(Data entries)
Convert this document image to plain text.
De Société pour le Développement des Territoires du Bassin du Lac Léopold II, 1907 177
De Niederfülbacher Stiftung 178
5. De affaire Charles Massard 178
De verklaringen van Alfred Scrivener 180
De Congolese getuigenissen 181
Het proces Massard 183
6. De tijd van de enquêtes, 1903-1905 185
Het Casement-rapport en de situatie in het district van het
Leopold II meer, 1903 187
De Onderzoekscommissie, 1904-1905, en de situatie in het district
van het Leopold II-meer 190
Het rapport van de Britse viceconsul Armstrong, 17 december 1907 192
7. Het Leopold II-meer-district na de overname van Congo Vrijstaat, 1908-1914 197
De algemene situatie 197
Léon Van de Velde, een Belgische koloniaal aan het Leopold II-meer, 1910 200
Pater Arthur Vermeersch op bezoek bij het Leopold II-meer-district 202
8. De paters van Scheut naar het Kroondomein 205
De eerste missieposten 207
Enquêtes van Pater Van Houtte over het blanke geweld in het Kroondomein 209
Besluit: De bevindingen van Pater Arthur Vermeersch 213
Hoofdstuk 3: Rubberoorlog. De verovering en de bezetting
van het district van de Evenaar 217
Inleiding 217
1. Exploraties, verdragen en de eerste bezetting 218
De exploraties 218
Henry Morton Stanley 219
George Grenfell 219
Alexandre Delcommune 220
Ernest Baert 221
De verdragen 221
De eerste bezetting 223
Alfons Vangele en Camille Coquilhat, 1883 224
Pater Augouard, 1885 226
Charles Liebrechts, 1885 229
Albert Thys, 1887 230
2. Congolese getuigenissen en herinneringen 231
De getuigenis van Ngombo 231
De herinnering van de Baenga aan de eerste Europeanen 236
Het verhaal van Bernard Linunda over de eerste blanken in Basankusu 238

• **What you will do**: Type out the whole listing above again, exactly as it stands.

• **Reply to the exercise**:
Convert this document image to plain text.
De Société pour le Développement des Territoires du Bassin du Lac Léopold II, 1907 177
De Niederfülbacher Stiftung 178
5. De affaire Charles Massard 178
De verklaringen van Alfred Scrivener 180
De Congolese getuigenissen 181
Het proces Massard 183
6. De tijd van de enquêtes, 1903-1905 185
Het Casement-rapport en de situatie in het district van het
Leopold II meer, 1903 187
De Onderzoekscommissie, 1904-1905, en de situatie in het district
van het Leopold II-meer 190
Het rapport van de Britse viceconsul Armstrong, 17 december 1907 192
7. Het Leopold II-meer-district na de overname van Congo Vrijstaat, 1908-1914 197
De algemene situatie 197
Léon Van de Velde, een Belgische koloniaal aan het Leopold II-meer, 1910 200
Pater Arthur Vermeersch op bezoek bij het Leopold II-meer-district 202
8. De paters van Scheut naar het Kroondomein 205
De eerste missieposten 207
Enquêtes van Pater Van Houtte over het blanke geweld in het Kroondomein 209
Besluit: De bevindingen van Pater Arthur Vermeersch 213
Hoofdstuk 3: Rubberoorlog. De verovering en de bezetting
van het district van de Evenaar 217
Inleiding 217
1. Exploraties, verdragen en de eerste bezetting 218
De exploraties 218
Henry Morton Stanley 219
George Grenfell 219
Alexandre Delcommune 220
Ernest Baert 221
De verdragen 221
De eerste bezetting 223
Alfons Vangele en Camille Coquilhat, 1883 224
Pater Augouard, 1885 226
Charles Liebrechts, 1885 229
Albert Thys, 1887 230
2. Congolese getuigenissen en herinneringen 231
De getuigenis van Ngombo 231
De herinnering van de Baenga aan de eerste Europeanen 236
Het verhaal van Bernard Linunda over de eerste blanken in Basankusu 238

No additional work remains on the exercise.